WORK INSTRUCTIONS:
Restate the records below word for word, and omit the images they hold.

[Records from a data source]
# # #

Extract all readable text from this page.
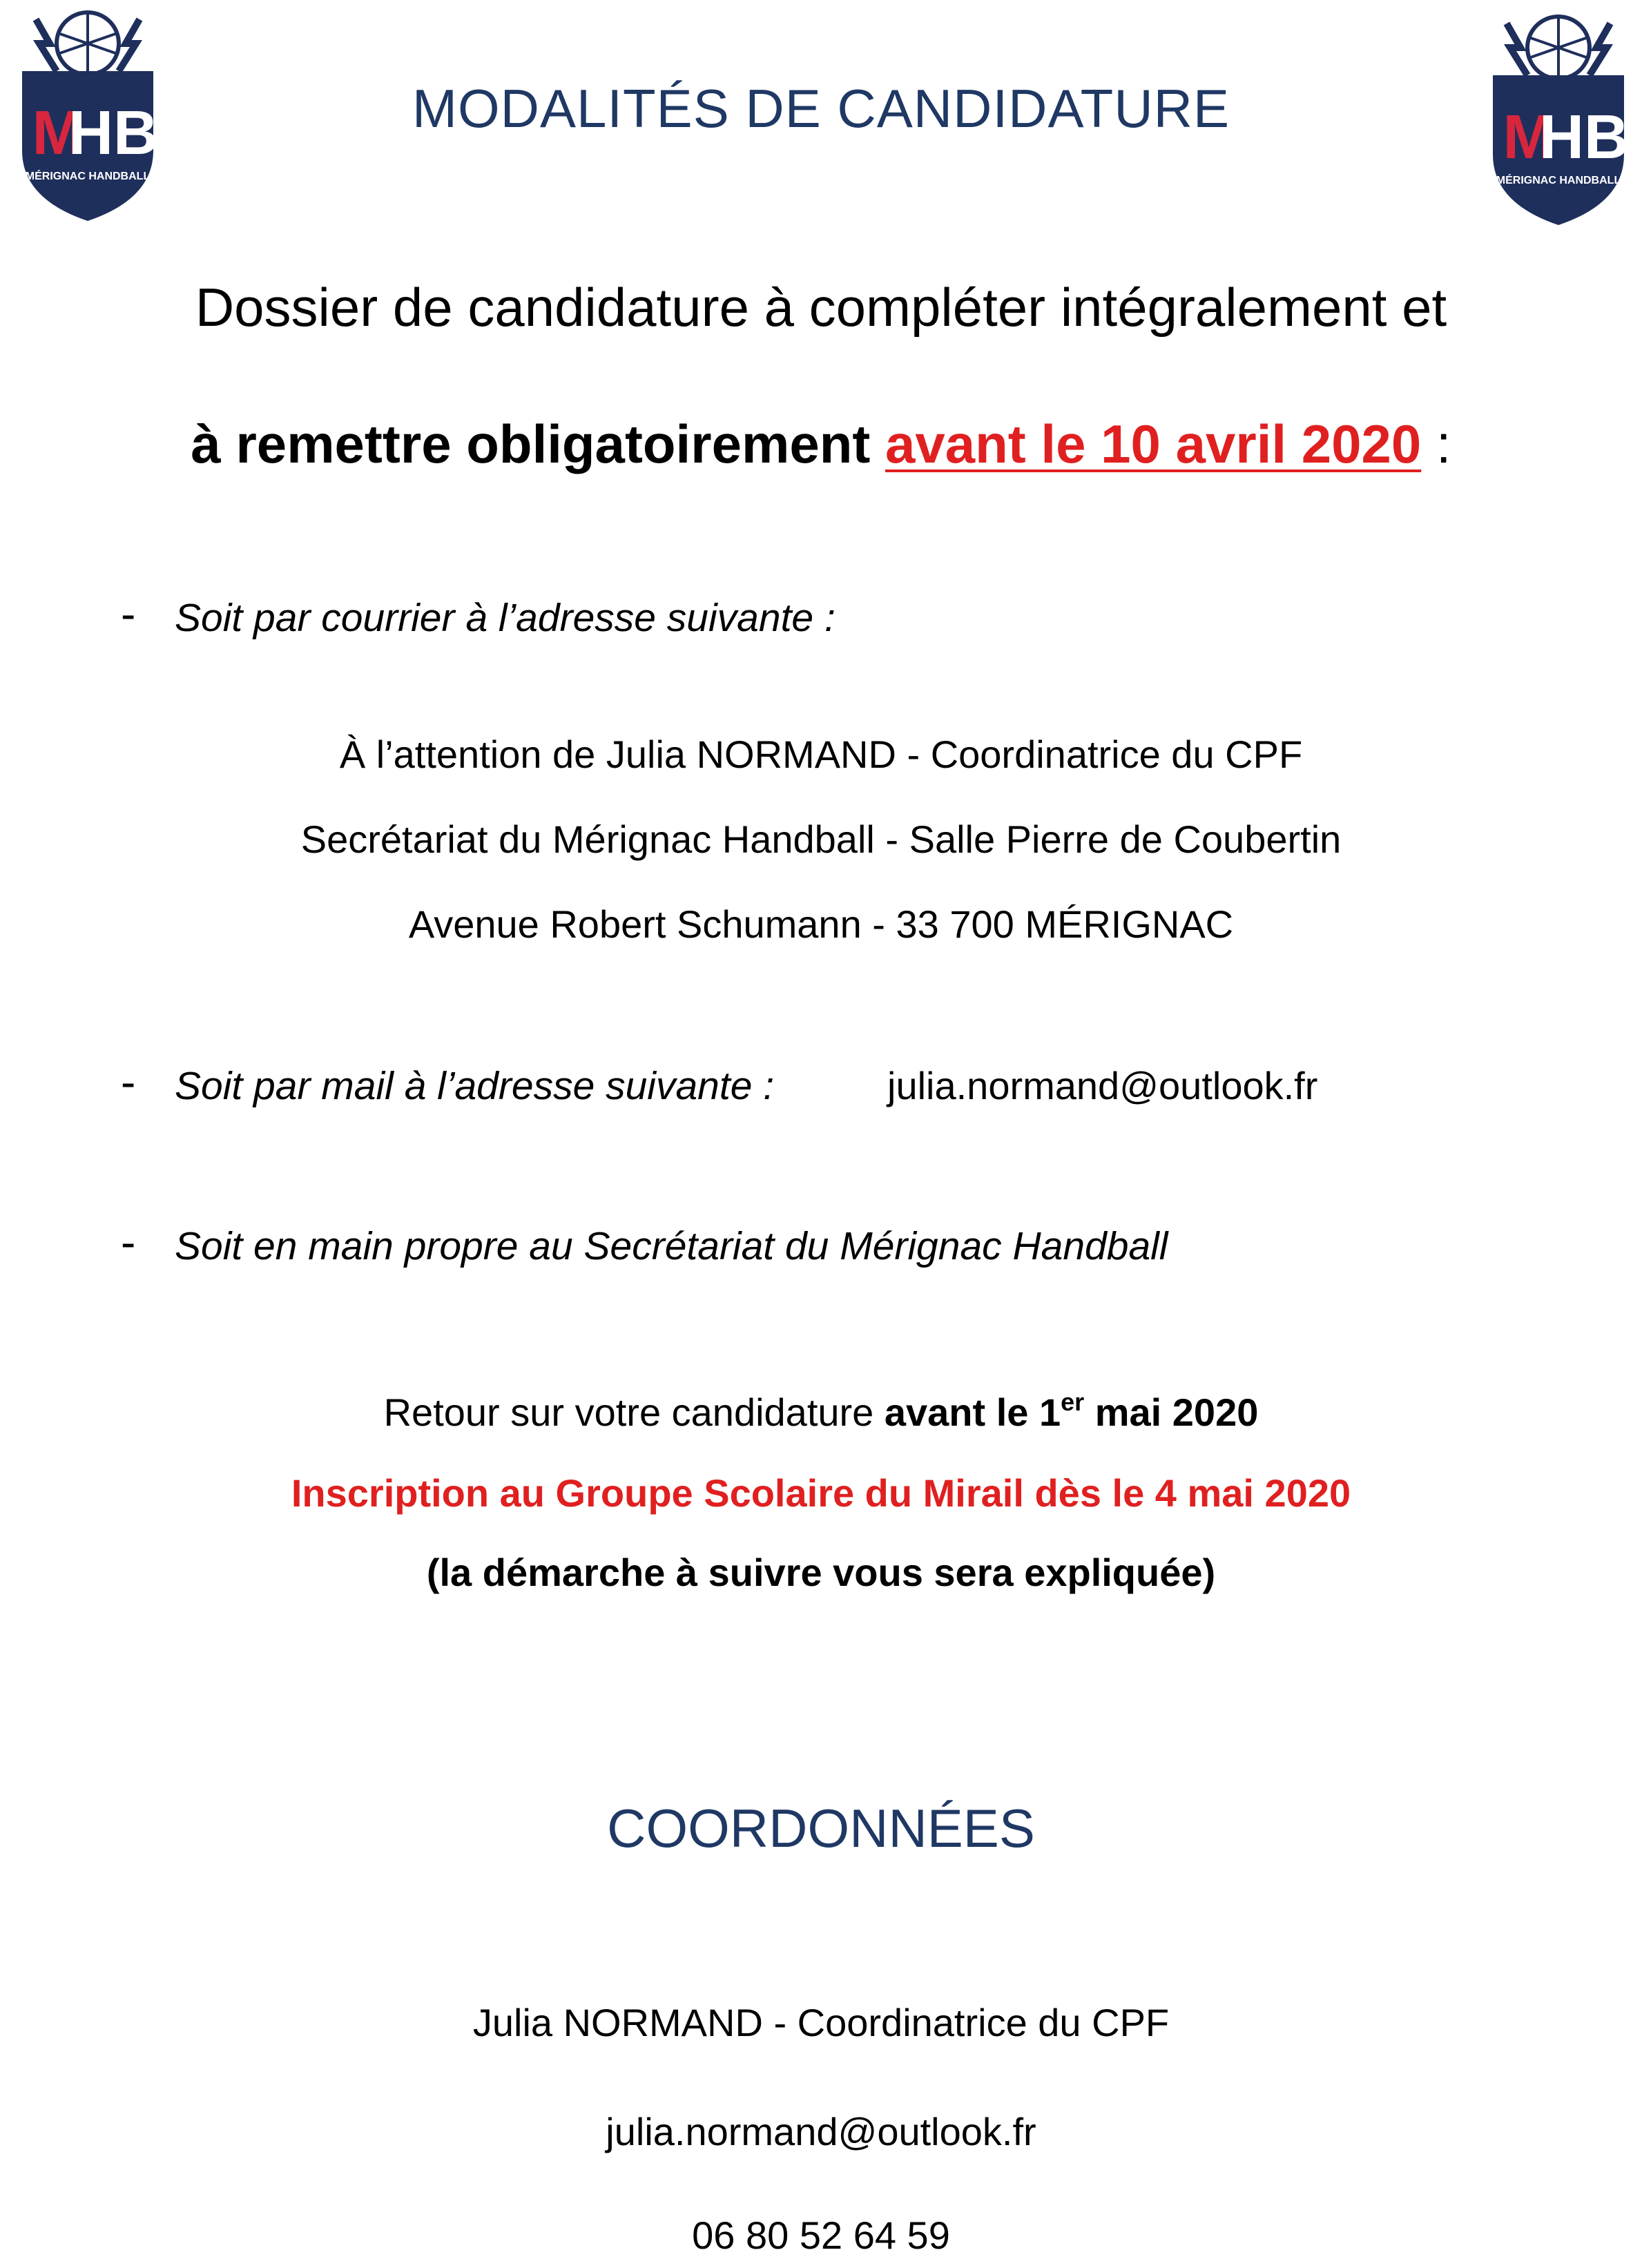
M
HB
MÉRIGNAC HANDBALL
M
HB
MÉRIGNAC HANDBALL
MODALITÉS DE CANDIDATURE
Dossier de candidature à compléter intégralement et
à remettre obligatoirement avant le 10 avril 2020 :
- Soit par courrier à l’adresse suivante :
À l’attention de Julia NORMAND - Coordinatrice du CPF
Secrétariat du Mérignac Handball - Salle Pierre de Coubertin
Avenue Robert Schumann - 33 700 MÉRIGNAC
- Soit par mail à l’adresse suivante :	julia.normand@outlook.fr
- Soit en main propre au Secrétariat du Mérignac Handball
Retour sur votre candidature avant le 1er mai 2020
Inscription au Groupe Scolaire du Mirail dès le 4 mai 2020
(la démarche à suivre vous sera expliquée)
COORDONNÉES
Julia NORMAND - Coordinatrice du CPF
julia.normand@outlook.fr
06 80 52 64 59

# # #

SOLVED EXERCISE:
Extract all readable text from this page.
M
HB
MÉRIGNAC HANDBALL
M
HB
MÉRIGNAC HANDBALL
MODALITÉS DE CANDIDATURE
Dossier de candidature à compléter intégralement et
à remettre obligatoirement avant le 10 avril 2020 :
- Soit par courrier à l’adresse suivante :
À l’attention de Julia NORMAND - Coordinatrice du CPF
Secrétariat du Mérignac Handball - Salle Pierre de Coubertin
Avenue Robert Schumann - 33 700 MÉRIGNAC
- Soit par mail à l’adresse suivante :	julia.normand@outlook.fr
- Soit en main propre au Secrétariat du Mérignac Handball
Retour sur votre candidature avant le 1er mai 2020
Inscription au Groupe Scolaire du Mirail dès le 4 mai 2020
(la démarche à suivre vous sera expliquée)
COORDONNÉES
Julia NORMAND - Coordinatrice du CPF
julia.normand@outlook.fr
06 80 52 64 59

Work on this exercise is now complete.